**Given instruction:** Repeat the material verbatim and drop the pictures.

* * *

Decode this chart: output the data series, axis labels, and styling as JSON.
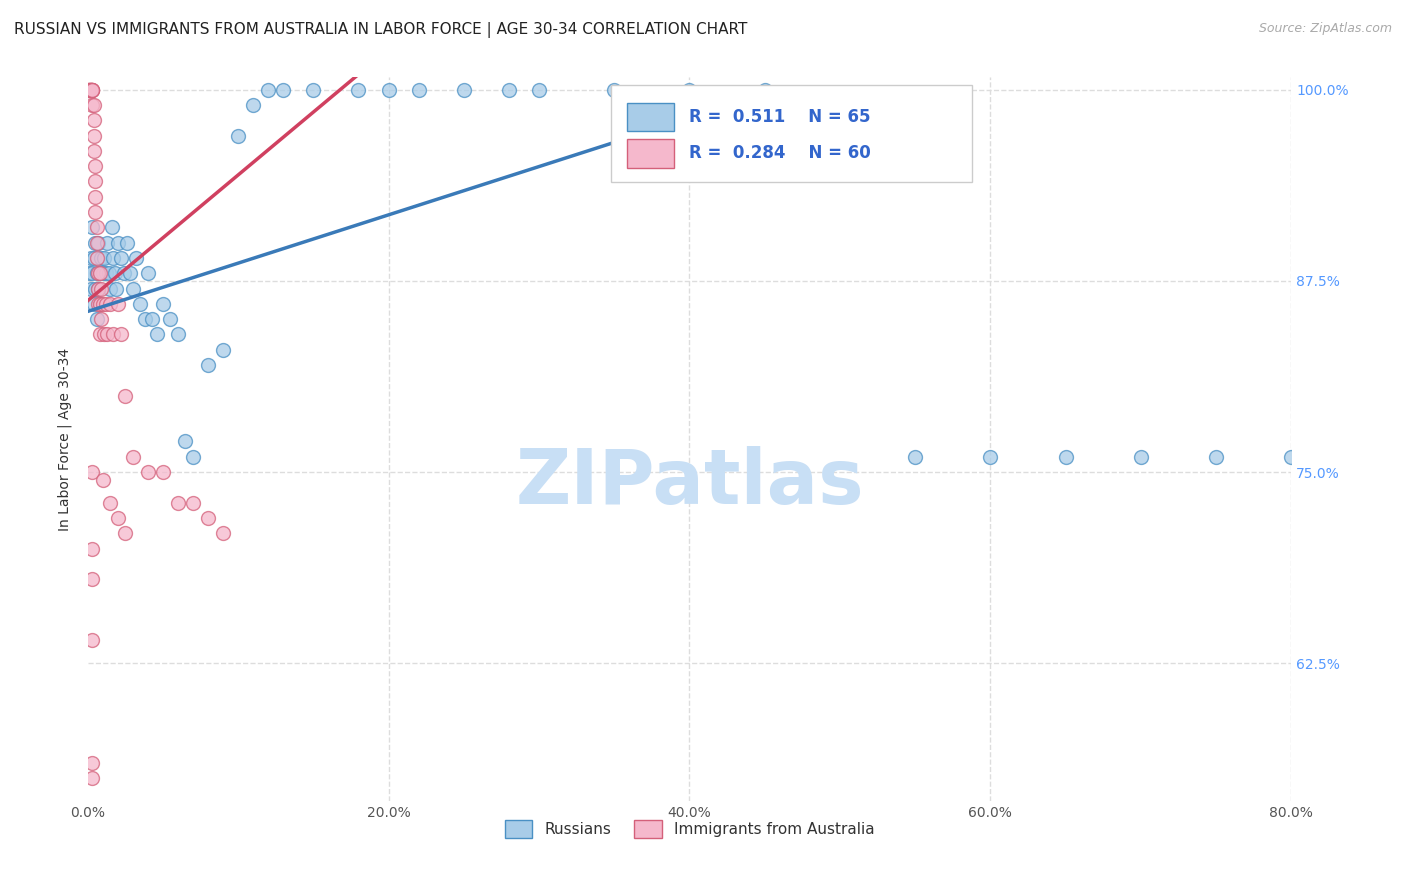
{
  "title": "RUSSIAN VS IMMIGRANTS FROM AUSTRALIA IN LABOR FORCE | AGE 30-34 CORRELATION CHART",
  "source": "Source: ZipAtlas.com",
  "ylabel": "In Labor Force | Age 30-34",
  "xlim": [
    0.0,
    0.8
  ],
  "ylim": [
    0.535,
    1.008
  ],
  "xtick_labels": [
    "0.0%",
    "20.0%",
    "40.0%",
    "60.0%",
    "80.0%"
  ],
  "xtick_values": [
    0.0,
    0.2,
    0.4,
    0.6,
    0.8
  ],
  "ytick_labels": [
    "62.5%",
    "75.0%",
    "87.5%",
    "100.0%"
  ],
  "ytick_values": [
    0.625,
    0.75,
    0.875,
    1.0
  ],
  "grid_color": "#dddddd",
  "background_color": "#ffffff",
  "watermark": "ZIPatlas",
  "watermark_color": "#c8dff5",
  "title_fontsize": 11,
  "source_fontsize": 9,
  "legend_r_blue": "0.511",
  "legend_n_blue": "65",
  "legend_r_pink": "0.284",
  "legend_n_pink": "60",
  "blue_fill": "#a8cce8",
  "blue_edge": "#4a90c4",
  "pink_fill": "#f5b8cc",
  "pink_edge": "#d4607a",
  "blue_line": "#3a7ab8",
  "pink_line": "#d04060",
  "legend_text_color": "#3366cc",
  "right_tick_color": "#5599ff",
  "russians_x": [
    0.001,
    0.002,
    0.002,
    0.003,
    0.003,
    0.004,
    0.004,
    0.005,
    0.005,
    0.006,
    0.006,
    0.007,
    0.007,
    0.008,
    0.008,
    0.009,
    0.01,
    0.011,
    0.012,
    0.013,
    0.014,
    0.015,
    0.016,
    0.017,
    0.018,
    0.019,
    0.02,
    0.022,
    0.024,
    0.026,
    0.028,
    0.03,
    0.032,
    0.035,
    0.038,
    0.04,
    0.043,
    0.046,
    0.05,
    0.055,
    0.06,
    0.065,
    0.07,
    0.08,
    0.09,
    0.1,
    0.11,
    0.12,
    0.13,
    0.15,
    0.18,
    0.2,
    0.22,
    0.25,
    0.28,
    0.3,
    0.35,
    0.4,
    0.45,
    0.55,
    0.6,
    0.65,
    0.7,
    0.75,
    0.8
  ],
  "russians_y": [
    0.88,
    0.89,
    0.87,
    0.91,
    0.88,
    0.89,
    0.86,
    0.9,
    0.87,
    0.88,
    0.85,
    0.9,
    0.87,
    0.88,
    0.86,
    0.89,
    0.88,
    0.89,
    0.88,
    0.9,
    0.88,
    0.87,
    0.91,
    0.89,
    0.88,
    0.87,
    0.9,
    0.89,
    0.88,
    0.9,
    0.88,
    0.87,
    0.89,
    0.86,
    0.85,
    0.88,
    0.85,
    0.84,
    0.86,
    0.85,
    0.84,
    0.77,
    0.76,
    0.82,
    0.83,
    0.97,
    0.99,
    1.0,
    1.0,
    1.0,
    1.0,
    1.0,
    1.0,
    1.0,
    1.0,
    1.0,
    1.0,
    1.0,
    1.0,
    0.76,
    0.76,
    0.76,
    0.76,
    0.76,
    0.76
  ],
  "immigrants_x": [
    0.001,
    0.001,
    0.001,
    0.001,
    0.001,
    0.002,
    0.002,
    0.002,
    0.002,
    0.002,
    0.003,
    0.003,
    0.003,
    0.003,
    0.003,
    0.004,
    0.004,
    0.004,
    0.004,
    0.005,
    0.005,
    0.005,
    0.005,
    0.006,
    0.006,
    0.006,
    0.007,
    0.007,
    0.007,
    0.008,
    0.008,
    0.008,
    0.009,
    0.009,
    0.01,
    0.011,
    0.012,
    0.013,
    0.015,
    0.017,
    0.02,
    0.022,
    0.025,
    0.03,
    0.04,
    0.05,
    0.06,
    0.07,
    0.08,
    0.09,
    0.003,
    0.01,
    0.015,
    0.02,
    0.025,
    0.003,
    0.003,
    0.003,
    0.003,
    0.003
  ],
  "immigrants_y": [
    1.0,
    1.0,
    1.0,
    1.0,
    1.0,
    1.0,
    1.0,
    1.0,
    1.0,
    1.0,
    1.0,
    1.0,
    1.0,
    1.0,
    0.99,
    0.99,
    0.98,
    0.97,
    0.96,
    0.95,
    0.94,
    0.93,
    0.92,
    0.91,
    0.9,
    0.89,
    0.88,
    0.87,
    0.86,
    0.88,
    0.86,
    0.84,
    0.87,
    0.85,
    0.86,
    0.84,
    0.86,
    0.84,
    0.86,
    0.84,
    0.86,
    0.84,
    0.8,
    0.76,
    0.75,
    0.75,
    0.73,
    0.73,
    0.72,
    0.71,
    0.75,
    0.745,
    0.73,
    0.72,
    0.71,
    0.7,
    0.68,
    0.64,
    0.56,
    0.55
  ]
}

* * *

**The reply:**
Decode this chart: output the data series, axis labels, and styling as JSON.
{
  "title": "RUSSIAN VS IMMIGRANTS FROM AUSTRALIA IN LABOR FORCE | AGE 30-34 CORRELATION CHART",
  "source": "Source: ZipAtlas.com",
  "ylabel": "In Labor Force | Age 30-34",
  "xlim": [
    0.0,
    0.8
  ],
  "ylim": [
    0.535,
    1.008
  ],
  "xtick_labels": [
    "0.0%",
    "20.0%",
    "40.0%",
    "60.0%",
    "80.0%"
  ],
  "xtick_values": [
    0.0,
    0.2,
    0.4,
    0.6,
    0.8
  ],
  "ytick_labels": [
    "62.5%",
    "75.0%",
    "87.5%",
    "100.0%"
  ],
  "ytick_values": [
    0.625,
    0.75,
    0.875,
    1.0
  ],
  "grid_color": "#dddddd",
  "background_color": "#ffffff",
  "watermark": "ZIPatlas",
  "watermark_color": "#c8dff5",
  "title_fontsize": 11,
  "source_fontsize": 9,
  "legend_r_blue": "0.511",
  "legend_n_blue": "65",
  "legend_r_pink": "0.284",
  "legend_n_pink": "60",
  "blue_fill": "#a8cce8",
  "blue_edge": "#4a90c4",
  "pink_fill": "#f5b8cc",
  "pink_edge": "#d4607a",
  "blue_line": "#3a7ab8",
  "pink_line": "#d04060",
  "legend_text_color": "#3366cc",
  "right_tick_color": "#5599ff",
  "russians_x": [
    0.001,
    0.002,
    0.002,
    0.003,
    0.003,
    0.004,
    0.004,
    0.005,
    0.005,
    0.006,
    0.006,
    0.007,
    0.007,
    0.008,
    0.008,
    0.009,
    0.01,
    0.011,
    0.012,
    0.013,
    0.014,
    0.015,
    0.016,
    0.017,
    0.018,
    0.019,
    0.02,
    0.022,
    0.024,
    0.026,
    0.028,
    0.03,
    0.032,
    0.035,
    0.038,
    0.04,
    0.043,
    0.046,
    0.05,
    0.055,
    0.06,
    0.065,
    0.07,
    0.08,
    0.09,
    0.1,
    0.11,
    0.12,
    0.13,
    0.15,
    0.18,
    0.2,
    0.22,
    0.25,
    0.28,
    0.3,
    0.35,
    0.4,
    0.45,
    0.55,
    0.6,
    0.65,
    0.7,
    0.75,
    0.8
  ],
  "russians_y": [
    0.88,
    0.89,
    0.87,
    0.91,
    0.88,
    0.89,
    0.86,
    0.9,
    0.87,
    0.88,
    0.85,
    0.9,
    0.87,
    0.88,
    0.86,
    0.89,
    0.88,
    0.89,
    0.88,
    0.9,
    0.88,
    0.87,
    0.91,
    0.89,
    0.88,
    0.87,
    0.9,
    0.89,
    0.88,
    0.9,
    0.88,
    0.87,
    0.89,
    0.86,
    0.85,
    0.88,
    0.85,
    0.84,
    0.86,
    0.85,
    0.84,
    0.77,
    0.76,
    0.82,
    0.83,
    0.97,
    0.99,
    1.0,
    1.0,
    1.0,
    1.0,
    1.0,
    1.0,
    1.0,
    1.0,
    1.0,
    1.0,
    1.0,
    1.0,
    0.76,
    0.76,
    0.76,
    0.76,
    0.76,
    0.76
  ],
  "immigrants_x": [
    0.001,
    0.001,
    0.001,
    0.001,
    0.001,
    0.002,
    0.002,
    0.002,
    0.002,
    0.002,
    0.003,
    0.003,
    0.003,
    0.003,
    0.003,
    0.004,
    0.004,
    0.004,
    0.004,
    0.005,
    0.005,
    0.005,
    0.005,
    0.006,
    0.006,
    0.006,
    0.007,
    0.007,
    0.007,
    0.008,
    0.008,
    0.008,
    0.009,
    0.009,
    0.01,
    0.011,
    0.012,
    0.013,
    0.015,
    0.017,
    0.02,
    0.022,
    0.025,
    0.03,
    0.04,
    0.05,
    0.06,
    0.07,
    0.08,
    0.09,
    0.003,
    0.01,
    0.015,
    0.02,
    0.025,
    0.003,
    0.003,
    0.003,
    0.003,
    0.003
  ],
  "immigrants_y": [
    1.0,
    1.0,
    1.0,
    1.0,
    1.0,
    1.0,
    1.0,
    1.0,
    1.0,
    1.0,
    1.0,
    1.0,
    1.0,
    1.0,
    0.99,
    0.99,
    0.98,
    0.97,
    0.96,
    0.95,
    0.94,
    0.93,
    0.92,
    0.91,
    0.9,
    0.89,
    0.88,
    0.87,
    0.86,
    0.88,
    0.86,
    0.84,
    0.87,
    0.85,
    0.86,
    0.84,
    0.86,
    0.84,
    0.86,
    0.84,
    0.86,
    0.84,
    0.8,
    0.76,
    0.75,
    0.75,
    0.73,
    0.73,
    0.72,
    0.71,
    0.75,
    0.745,
    0.73,
    0.72,
    0.71,
    0.7,
    0.68,
    0.64,
    0.56,
    0.55
  ]
}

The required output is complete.